State the number of lines with the string "JSON" in them, and nothing else.

• • • • • • •

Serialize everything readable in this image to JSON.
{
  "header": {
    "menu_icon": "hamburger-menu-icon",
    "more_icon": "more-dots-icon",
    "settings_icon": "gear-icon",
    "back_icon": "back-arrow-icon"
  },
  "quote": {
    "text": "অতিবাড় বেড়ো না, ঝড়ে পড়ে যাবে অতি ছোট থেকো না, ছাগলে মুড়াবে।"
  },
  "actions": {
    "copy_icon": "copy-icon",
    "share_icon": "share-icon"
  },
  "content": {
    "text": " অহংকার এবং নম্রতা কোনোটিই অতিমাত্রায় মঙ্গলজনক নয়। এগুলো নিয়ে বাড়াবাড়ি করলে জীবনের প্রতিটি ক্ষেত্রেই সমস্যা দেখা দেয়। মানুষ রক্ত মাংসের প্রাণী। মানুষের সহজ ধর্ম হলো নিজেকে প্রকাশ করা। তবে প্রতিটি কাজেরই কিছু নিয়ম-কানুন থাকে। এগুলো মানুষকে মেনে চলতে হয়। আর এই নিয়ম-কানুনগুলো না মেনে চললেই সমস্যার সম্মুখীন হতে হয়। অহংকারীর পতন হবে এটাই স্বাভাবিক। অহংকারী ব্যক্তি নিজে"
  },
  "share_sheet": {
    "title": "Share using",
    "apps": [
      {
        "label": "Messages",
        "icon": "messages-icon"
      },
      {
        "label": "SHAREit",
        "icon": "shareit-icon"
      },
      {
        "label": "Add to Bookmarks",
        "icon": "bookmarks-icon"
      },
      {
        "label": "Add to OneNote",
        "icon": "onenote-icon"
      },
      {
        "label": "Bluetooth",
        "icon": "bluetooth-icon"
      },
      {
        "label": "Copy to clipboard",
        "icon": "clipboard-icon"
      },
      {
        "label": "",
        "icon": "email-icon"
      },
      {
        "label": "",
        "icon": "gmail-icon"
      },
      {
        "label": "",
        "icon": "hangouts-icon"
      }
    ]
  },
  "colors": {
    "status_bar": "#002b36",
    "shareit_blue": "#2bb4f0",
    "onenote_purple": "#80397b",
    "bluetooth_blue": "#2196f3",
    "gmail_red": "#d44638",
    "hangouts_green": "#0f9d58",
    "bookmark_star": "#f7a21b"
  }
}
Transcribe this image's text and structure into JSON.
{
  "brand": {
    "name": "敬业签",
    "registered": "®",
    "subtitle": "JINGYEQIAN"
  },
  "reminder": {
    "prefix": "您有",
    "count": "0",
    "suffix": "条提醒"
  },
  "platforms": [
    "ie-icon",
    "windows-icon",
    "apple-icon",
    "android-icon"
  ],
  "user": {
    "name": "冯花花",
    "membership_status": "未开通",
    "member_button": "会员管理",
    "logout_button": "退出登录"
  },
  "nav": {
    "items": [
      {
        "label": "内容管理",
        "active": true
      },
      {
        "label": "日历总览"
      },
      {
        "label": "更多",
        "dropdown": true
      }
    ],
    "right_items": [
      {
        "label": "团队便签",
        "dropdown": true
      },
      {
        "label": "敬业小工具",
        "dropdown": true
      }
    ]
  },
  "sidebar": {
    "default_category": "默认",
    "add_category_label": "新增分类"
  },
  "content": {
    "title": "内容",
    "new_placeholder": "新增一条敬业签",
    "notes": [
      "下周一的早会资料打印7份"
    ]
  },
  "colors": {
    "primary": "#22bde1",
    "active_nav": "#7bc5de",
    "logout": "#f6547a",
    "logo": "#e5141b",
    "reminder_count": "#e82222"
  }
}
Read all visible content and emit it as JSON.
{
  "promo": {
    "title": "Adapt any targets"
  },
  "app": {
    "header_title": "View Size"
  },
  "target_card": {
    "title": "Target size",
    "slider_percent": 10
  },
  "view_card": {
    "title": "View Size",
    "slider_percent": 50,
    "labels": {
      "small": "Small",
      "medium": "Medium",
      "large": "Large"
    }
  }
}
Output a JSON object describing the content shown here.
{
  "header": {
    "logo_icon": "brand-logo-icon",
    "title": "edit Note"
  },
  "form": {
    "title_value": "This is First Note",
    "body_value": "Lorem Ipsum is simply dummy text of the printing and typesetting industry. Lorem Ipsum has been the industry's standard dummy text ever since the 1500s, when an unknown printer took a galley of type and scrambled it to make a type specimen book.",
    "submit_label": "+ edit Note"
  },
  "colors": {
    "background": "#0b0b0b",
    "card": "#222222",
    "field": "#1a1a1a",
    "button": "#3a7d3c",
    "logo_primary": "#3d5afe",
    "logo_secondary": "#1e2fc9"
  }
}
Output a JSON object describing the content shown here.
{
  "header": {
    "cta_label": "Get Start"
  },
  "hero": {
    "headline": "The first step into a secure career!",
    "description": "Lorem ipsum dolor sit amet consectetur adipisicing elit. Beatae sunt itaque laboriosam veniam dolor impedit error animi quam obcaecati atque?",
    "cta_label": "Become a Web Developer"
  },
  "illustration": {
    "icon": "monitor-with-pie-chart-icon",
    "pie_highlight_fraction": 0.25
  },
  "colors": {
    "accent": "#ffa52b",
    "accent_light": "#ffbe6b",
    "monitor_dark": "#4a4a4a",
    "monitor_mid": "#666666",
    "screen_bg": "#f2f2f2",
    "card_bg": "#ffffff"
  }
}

• • • • • • •

### Written answer
5